┏━━

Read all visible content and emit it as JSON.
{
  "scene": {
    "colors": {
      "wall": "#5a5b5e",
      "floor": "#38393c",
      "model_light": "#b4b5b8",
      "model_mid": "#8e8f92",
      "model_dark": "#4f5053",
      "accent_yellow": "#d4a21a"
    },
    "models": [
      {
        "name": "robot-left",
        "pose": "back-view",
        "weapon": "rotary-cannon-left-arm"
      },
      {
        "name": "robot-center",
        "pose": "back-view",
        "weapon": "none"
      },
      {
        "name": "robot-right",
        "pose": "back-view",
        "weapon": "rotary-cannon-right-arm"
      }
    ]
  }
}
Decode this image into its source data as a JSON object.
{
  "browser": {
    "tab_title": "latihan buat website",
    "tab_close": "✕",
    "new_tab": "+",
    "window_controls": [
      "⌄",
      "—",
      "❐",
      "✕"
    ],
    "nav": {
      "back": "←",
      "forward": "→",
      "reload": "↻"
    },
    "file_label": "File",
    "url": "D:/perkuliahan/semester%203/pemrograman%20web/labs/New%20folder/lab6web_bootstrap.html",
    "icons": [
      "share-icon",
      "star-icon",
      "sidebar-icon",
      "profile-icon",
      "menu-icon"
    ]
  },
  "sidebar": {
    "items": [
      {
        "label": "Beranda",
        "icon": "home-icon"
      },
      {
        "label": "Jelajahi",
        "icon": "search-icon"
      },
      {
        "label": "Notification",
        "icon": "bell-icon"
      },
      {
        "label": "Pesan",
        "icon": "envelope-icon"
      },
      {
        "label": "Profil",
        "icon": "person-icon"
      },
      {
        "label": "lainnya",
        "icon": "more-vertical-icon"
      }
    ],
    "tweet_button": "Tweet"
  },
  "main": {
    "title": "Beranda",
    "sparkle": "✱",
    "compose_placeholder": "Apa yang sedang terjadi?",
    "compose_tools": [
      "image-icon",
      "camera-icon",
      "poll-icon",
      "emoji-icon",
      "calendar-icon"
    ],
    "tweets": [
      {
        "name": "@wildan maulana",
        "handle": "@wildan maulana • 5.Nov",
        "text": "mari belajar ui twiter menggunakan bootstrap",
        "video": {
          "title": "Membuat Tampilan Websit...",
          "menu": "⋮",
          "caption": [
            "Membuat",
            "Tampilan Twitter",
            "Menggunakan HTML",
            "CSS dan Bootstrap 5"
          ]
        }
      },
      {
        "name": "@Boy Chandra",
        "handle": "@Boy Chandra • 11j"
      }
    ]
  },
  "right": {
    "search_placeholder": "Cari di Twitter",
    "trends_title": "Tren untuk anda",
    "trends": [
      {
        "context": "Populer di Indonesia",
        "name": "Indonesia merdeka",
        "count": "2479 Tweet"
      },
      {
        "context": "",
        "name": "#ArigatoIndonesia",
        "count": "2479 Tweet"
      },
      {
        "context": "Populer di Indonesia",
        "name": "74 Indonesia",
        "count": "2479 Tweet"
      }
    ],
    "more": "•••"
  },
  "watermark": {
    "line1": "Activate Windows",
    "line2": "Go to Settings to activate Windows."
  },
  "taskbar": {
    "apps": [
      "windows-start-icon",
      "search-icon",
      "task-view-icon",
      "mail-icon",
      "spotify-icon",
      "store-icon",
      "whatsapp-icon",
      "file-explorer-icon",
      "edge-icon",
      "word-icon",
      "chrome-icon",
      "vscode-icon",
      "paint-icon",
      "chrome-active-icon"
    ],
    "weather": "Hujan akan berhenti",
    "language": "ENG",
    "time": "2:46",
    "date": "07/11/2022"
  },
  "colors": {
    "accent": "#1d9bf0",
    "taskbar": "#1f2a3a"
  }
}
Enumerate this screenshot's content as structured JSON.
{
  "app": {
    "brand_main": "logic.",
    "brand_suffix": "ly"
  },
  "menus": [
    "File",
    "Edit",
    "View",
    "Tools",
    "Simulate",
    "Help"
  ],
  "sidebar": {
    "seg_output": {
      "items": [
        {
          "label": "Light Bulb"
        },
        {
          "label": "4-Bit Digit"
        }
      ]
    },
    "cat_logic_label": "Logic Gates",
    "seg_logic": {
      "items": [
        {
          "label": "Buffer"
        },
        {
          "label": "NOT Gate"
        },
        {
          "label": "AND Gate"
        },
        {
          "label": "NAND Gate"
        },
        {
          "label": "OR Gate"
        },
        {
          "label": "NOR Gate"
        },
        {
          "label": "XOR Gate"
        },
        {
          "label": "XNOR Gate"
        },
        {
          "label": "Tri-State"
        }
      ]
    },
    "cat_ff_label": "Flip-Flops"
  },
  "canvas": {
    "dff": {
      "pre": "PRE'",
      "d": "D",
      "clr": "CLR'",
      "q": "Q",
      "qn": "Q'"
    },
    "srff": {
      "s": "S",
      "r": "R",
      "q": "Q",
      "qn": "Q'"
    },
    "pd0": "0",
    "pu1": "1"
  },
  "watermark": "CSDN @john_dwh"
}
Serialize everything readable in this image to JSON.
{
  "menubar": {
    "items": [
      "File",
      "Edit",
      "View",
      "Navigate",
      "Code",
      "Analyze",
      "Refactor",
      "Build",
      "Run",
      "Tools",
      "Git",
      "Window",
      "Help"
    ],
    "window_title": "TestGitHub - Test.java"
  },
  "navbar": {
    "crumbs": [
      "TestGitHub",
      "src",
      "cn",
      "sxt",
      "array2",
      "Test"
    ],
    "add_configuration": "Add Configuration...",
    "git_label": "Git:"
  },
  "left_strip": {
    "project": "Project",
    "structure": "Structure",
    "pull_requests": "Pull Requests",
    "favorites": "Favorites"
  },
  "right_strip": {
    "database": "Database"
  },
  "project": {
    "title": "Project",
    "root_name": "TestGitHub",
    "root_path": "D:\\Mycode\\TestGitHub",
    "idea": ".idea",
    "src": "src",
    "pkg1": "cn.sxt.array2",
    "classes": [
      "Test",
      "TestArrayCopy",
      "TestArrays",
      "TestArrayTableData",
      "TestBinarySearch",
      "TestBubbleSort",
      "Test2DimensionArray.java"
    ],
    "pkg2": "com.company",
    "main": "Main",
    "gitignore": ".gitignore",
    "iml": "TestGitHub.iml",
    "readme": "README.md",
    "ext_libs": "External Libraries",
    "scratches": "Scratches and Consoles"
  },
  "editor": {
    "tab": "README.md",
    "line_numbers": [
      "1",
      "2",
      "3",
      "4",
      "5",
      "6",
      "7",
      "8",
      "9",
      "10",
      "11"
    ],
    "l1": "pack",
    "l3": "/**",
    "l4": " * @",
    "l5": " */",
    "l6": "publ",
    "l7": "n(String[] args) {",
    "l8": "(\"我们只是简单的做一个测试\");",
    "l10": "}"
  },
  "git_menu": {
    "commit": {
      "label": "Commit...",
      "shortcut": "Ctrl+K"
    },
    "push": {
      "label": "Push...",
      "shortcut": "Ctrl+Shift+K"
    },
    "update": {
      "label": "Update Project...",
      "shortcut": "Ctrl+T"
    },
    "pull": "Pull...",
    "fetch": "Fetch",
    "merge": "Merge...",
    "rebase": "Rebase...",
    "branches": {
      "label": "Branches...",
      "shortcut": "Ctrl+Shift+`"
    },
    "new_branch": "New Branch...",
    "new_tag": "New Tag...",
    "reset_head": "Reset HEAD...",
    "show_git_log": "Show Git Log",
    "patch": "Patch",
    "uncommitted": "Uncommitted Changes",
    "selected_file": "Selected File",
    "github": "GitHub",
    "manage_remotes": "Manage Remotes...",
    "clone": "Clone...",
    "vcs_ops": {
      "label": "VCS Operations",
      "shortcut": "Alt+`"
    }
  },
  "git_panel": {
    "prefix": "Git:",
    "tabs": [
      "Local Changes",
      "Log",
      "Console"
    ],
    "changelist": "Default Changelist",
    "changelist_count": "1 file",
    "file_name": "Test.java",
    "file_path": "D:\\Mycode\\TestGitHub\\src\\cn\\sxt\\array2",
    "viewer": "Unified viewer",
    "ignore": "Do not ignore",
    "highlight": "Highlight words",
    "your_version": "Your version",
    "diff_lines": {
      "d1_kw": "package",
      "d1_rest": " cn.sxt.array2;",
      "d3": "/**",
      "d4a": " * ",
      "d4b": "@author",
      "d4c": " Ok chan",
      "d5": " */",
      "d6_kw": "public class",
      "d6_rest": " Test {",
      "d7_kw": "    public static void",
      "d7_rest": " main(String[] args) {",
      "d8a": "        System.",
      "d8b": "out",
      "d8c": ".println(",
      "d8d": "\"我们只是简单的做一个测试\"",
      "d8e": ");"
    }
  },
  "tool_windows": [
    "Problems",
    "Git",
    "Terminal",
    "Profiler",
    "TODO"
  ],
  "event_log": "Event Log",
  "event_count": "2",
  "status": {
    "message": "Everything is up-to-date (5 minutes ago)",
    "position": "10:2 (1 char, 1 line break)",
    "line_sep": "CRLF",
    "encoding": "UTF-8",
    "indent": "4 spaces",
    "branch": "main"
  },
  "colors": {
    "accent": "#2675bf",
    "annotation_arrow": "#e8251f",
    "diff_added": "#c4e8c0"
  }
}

┗━━

* _OBJECTIVE_:
Across the entries above, how many lines contain "handle"? Provide only the count.

* _ANSWER FOR THIS EXERCISE_:
2